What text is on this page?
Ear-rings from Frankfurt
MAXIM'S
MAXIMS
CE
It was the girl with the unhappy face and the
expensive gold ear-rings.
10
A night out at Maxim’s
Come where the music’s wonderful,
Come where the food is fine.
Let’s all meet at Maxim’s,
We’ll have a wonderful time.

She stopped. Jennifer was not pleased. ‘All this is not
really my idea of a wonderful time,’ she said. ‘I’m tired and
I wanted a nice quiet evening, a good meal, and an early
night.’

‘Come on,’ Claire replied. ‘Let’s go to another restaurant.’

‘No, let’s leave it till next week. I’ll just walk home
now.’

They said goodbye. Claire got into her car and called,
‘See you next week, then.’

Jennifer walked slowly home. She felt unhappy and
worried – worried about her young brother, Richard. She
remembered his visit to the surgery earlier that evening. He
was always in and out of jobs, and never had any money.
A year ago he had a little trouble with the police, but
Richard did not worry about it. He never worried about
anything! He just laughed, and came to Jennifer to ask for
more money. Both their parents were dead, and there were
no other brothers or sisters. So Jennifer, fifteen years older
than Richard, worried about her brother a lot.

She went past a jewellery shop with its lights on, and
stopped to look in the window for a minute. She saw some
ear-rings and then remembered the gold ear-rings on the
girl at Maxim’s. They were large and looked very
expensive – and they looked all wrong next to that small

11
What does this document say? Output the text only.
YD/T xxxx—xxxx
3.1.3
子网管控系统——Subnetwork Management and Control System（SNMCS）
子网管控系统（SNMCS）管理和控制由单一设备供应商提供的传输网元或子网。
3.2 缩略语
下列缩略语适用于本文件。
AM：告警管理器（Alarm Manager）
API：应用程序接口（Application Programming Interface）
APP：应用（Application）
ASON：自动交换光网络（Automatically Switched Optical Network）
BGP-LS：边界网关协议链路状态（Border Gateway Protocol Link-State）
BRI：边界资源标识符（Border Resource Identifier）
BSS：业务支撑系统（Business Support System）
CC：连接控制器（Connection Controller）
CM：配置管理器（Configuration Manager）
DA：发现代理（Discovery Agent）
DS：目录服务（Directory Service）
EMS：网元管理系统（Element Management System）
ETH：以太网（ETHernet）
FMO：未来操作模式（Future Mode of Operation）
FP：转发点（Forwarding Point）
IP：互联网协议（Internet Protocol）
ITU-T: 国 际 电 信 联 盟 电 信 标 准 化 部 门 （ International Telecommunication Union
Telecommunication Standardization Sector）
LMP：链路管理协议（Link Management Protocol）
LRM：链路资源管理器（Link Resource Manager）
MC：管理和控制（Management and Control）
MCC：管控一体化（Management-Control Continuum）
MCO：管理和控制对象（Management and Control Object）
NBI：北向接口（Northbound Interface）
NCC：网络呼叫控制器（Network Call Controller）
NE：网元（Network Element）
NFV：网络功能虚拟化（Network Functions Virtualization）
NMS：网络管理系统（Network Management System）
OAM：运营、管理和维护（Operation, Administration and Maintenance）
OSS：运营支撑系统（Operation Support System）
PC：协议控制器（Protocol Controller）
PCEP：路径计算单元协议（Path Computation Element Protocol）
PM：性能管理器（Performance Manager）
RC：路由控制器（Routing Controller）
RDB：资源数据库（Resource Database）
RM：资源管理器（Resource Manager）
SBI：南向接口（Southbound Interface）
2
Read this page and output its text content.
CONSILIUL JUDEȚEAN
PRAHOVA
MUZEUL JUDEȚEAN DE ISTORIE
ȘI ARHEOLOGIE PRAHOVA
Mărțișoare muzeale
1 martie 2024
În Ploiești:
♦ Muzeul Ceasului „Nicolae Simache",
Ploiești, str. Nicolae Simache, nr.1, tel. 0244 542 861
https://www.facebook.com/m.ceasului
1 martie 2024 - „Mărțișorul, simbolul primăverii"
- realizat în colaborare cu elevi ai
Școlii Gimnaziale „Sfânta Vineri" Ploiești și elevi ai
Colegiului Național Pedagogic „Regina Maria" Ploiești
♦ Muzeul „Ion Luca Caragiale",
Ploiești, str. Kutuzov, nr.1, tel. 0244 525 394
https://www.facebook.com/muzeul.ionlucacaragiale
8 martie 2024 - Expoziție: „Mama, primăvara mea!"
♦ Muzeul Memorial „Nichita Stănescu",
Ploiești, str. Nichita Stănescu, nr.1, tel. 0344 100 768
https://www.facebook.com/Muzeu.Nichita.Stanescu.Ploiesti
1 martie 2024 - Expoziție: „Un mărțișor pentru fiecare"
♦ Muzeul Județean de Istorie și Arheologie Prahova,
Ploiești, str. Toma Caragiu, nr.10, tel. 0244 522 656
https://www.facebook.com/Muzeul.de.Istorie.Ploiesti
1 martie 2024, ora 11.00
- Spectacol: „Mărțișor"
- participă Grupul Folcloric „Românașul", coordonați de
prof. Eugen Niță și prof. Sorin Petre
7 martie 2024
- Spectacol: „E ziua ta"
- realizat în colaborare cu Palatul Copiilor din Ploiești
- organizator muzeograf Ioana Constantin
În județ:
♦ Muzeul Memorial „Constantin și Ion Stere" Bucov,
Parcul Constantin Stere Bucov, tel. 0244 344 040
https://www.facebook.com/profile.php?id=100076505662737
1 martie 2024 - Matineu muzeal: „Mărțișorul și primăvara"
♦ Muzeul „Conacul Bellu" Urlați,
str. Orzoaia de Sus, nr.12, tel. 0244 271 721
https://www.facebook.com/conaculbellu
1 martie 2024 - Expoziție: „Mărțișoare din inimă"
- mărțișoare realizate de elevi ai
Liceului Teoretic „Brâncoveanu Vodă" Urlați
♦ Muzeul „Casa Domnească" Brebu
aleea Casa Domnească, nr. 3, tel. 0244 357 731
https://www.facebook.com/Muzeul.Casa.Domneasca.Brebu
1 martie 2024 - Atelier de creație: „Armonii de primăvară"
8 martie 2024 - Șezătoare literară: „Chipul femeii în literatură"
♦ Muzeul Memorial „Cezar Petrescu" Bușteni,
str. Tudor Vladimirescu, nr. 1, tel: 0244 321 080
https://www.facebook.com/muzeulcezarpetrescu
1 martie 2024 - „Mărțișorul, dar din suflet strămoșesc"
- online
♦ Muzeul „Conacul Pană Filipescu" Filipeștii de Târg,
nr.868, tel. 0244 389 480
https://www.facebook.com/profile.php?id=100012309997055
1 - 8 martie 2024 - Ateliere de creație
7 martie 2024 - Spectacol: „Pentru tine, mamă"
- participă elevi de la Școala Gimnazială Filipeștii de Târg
******
# TASK DETAILS
From the records above, pull out every line containing the word "that".

# SOLVED EXERCISE
remembered his visit to the surgery earlier that evening. He
expensive – and they looked all wrong next to that small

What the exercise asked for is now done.